● WHAT YOU WILL DO
Make an exact copy of the records, dropping all pictures.

● EXTRACTED ENTRIES
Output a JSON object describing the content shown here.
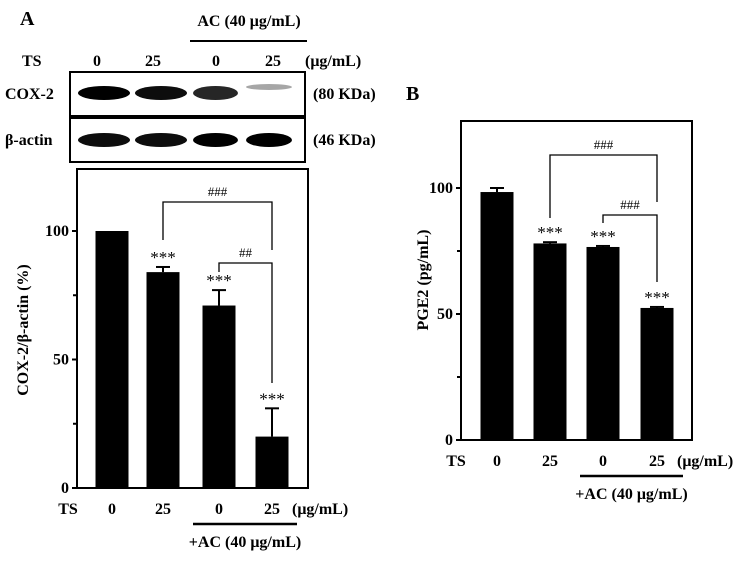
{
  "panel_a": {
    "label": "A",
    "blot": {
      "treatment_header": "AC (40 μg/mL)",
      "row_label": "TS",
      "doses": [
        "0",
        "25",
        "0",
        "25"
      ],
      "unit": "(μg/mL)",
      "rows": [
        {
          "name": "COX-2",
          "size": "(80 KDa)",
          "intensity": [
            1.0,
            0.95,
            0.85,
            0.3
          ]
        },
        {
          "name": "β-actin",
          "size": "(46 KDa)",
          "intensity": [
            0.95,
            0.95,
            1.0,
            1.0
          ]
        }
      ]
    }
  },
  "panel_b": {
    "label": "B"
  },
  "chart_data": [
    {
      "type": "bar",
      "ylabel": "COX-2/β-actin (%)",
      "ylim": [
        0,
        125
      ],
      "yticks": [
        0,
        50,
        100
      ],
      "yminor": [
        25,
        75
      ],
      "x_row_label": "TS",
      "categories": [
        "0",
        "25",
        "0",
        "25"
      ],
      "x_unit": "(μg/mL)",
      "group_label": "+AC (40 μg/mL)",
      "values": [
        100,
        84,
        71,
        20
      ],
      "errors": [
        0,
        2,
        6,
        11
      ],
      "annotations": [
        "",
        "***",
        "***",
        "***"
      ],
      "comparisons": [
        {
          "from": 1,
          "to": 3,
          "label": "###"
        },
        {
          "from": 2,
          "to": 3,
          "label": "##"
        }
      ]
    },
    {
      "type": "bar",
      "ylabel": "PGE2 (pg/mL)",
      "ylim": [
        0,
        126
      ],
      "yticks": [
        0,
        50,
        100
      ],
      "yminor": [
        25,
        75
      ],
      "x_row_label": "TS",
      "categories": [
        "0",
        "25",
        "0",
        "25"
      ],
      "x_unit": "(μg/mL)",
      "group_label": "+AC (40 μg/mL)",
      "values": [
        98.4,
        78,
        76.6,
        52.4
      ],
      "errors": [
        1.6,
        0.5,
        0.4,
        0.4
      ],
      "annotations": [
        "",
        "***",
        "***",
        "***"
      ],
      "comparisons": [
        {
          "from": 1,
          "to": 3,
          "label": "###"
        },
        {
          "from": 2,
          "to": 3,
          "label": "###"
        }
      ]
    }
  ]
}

● ANSWER TO THE PROBLEM
Output a JSON object describing the content shown here.
{
  "panel_a": {
    "label": "A",
    "blot": {
      "treatment_header": "AC (40 μg/mL)",
      "row_label": "TS",
      "doses": [
        "0",
        "25",
        "0",
        "25"
      ],
      "unit": "(μg/mL)",
      "rows": [
        {
          "name": "COX-2",
          "size": "(80 KDa)",
          "intensity": [
            1.0,
            0.95,
            0.85,
            0.3
          ]
        },
        {
          "name": "β-actin",
          "size": "(46 KDa)",
          "intensity": [
            0.95,
            0.95,
            1.0,
            1.0
          ]
        }
      ]
    }
  },
  "panel_b": {
    "label": "B"
  },
  "chart_data": [
    {
      "type": "bar",
      "ylabel": "COX-2/β-actin (%)",
      "ylim": [
        0,
        125
      ],
      "yticks": [
        0,
        50,
        100
      ],
      "yminor": [
        25,
        75
      ],
      "x_row_label": "TS",
      "categories": [
        "0",
        "25",
        "0",
        "25"
      ],
      "x_unit": "(μg/mL)",
      "group_label": "+AC (40 μg/mL)",
      "values": [
        100,
        84,
        71,
        20
      ],
      "errors": [
        0,
        2,
        6,
        11
      ],
      "annotations": [
        "",
        "***",
        "***",
        "***"
      ],
      "comparisons": [
        {
          "from": 1,
          "to": 3,
          "label": "###"
        },
        {
          "from": 2,
          "to": 3,
          "label": "##"
        }
      ]
    },
    {
      "type": "bar",
      "ylabel": "PGE2 (pg/mL)",
      "ylim": [
        0,
        126
      ],
      "yticks": [
        0,
        50,
        100
      ],
      "yminor": [
        25,
        75
      ],
      "x_row_label": "TS",
      "categories": [
        "0",
        "25",
        "0",
        "25"
      ],
      "x_unit": "(μg/mL)",
      "group_label": "+AC (40 μg/mL)",
      "values": [
        98.4,
        78,
        76.6,
        52.4
      ],
      "errors": [
        1.6,
        0.5,
        0.4,
        0.4
      ],
      "annotations": [
        "",
        "***",
        "***",
        "***"
      ],
      "comparisons": [
        {
          "from": 1,
          "to": 3,
          "label": "###"
        },
        {
          "from": 2,
          "to": 3,
          "label": "###"
        }
      ]
    }
  ]
}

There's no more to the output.